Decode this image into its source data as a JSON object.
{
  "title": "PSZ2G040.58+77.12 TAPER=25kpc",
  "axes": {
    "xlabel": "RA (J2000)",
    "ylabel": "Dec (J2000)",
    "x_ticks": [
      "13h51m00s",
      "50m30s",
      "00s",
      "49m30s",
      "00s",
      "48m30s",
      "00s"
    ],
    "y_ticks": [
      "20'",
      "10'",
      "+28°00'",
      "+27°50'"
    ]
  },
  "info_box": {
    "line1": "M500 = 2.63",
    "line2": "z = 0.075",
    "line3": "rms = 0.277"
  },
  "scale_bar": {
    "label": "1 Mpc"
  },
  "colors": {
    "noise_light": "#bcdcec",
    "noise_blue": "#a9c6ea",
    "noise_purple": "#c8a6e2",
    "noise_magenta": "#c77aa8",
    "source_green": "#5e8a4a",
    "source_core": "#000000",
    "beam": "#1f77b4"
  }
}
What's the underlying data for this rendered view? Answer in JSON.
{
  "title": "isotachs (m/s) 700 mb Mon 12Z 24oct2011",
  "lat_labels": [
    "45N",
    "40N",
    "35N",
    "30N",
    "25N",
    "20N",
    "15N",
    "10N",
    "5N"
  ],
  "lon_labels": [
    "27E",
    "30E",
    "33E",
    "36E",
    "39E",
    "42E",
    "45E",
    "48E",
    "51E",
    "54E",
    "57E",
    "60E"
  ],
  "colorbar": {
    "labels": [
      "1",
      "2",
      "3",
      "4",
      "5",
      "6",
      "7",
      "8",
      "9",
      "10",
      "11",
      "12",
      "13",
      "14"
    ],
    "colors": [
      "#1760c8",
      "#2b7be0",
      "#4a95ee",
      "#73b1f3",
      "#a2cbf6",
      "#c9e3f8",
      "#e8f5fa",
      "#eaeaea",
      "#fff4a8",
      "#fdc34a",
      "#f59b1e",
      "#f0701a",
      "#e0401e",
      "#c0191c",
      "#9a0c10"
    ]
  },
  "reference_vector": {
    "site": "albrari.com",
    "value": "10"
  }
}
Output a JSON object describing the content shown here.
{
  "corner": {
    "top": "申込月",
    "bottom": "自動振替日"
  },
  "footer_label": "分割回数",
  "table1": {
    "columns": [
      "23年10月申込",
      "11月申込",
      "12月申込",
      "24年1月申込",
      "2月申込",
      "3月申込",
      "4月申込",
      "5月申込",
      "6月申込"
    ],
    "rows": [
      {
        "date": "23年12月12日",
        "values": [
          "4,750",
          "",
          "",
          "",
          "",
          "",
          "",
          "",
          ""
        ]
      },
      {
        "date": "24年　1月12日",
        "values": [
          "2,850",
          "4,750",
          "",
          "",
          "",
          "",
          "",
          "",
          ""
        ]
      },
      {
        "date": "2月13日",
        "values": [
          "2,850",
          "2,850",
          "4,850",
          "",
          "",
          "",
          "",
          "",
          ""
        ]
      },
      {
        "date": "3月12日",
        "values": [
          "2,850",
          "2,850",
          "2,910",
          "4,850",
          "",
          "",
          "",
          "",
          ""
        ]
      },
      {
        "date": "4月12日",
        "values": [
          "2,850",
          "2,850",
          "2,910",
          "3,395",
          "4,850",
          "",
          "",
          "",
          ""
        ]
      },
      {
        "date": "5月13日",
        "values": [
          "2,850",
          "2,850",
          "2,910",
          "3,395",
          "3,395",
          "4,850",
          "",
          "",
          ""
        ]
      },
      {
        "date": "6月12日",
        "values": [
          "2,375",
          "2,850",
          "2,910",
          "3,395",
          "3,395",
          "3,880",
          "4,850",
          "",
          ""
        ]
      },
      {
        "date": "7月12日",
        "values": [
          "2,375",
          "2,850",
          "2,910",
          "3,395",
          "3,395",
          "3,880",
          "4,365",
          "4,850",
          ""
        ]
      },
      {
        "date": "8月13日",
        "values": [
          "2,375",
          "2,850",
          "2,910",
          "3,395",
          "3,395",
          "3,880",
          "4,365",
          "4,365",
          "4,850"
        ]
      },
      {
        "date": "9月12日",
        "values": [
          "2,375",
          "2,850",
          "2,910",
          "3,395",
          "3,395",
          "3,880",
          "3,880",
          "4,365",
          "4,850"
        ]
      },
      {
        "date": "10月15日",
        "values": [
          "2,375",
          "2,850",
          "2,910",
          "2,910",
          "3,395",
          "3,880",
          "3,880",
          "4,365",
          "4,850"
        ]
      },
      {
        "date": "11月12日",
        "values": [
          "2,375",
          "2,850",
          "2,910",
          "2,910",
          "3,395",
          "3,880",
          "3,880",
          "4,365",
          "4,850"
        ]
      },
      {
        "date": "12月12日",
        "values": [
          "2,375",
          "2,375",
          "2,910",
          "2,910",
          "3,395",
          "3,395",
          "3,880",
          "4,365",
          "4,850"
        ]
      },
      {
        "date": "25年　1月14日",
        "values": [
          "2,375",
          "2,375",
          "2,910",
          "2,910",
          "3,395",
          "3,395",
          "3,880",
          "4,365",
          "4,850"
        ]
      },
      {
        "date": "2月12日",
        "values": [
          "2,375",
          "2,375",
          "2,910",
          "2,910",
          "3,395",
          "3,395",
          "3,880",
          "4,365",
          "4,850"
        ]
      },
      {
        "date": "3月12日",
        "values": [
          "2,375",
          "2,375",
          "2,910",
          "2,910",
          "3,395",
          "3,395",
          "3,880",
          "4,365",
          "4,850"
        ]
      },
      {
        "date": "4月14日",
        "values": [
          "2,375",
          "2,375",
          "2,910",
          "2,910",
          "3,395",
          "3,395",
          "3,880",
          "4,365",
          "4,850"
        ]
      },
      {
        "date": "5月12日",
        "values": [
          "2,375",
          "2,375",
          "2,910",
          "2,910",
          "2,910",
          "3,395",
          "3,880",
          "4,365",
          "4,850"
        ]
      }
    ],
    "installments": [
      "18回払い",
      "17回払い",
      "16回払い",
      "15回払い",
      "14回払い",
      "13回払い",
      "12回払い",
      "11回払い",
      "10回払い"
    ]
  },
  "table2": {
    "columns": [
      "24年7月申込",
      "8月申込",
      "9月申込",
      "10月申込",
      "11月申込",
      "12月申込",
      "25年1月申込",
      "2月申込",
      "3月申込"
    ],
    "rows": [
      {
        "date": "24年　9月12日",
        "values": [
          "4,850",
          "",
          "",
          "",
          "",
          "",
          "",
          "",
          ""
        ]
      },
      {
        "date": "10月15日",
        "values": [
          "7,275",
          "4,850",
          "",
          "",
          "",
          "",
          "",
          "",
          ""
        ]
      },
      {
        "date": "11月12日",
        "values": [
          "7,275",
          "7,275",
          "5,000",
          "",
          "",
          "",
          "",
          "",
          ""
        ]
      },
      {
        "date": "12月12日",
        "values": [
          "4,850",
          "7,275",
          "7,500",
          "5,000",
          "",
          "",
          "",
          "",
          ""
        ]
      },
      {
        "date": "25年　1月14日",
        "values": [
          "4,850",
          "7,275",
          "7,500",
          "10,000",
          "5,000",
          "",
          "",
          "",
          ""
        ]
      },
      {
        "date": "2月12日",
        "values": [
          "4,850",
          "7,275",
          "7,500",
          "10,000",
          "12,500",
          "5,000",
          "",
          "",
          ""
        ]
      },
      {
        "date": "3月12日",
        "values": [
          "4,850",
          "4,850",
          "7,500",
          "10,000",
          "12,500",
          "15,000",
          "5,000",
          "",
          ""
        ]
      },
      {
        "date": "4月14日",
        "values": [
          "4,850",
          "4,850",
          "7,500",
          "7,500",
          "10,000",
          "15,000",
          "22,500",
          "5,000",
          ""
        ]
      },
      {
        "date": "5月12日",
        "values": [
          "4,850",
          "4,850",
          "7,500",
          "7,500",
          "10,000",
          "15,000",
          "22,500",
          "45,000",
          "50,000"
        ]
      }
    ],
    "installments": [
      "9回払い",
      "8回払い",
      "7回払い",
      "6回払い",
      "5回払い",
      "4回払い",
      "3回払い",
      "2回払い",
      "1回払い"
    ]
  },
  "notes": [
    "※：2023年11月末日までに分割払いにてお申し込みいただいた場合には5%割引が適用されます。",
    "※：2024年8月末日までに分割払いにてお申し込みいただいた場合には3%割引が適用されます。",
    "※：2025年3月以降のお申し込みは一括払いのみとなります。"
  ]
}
⁂
*Direction*:
Among the lines above, determine how many hold the word "data"; report the figure alone.

*Exercise solution*:
2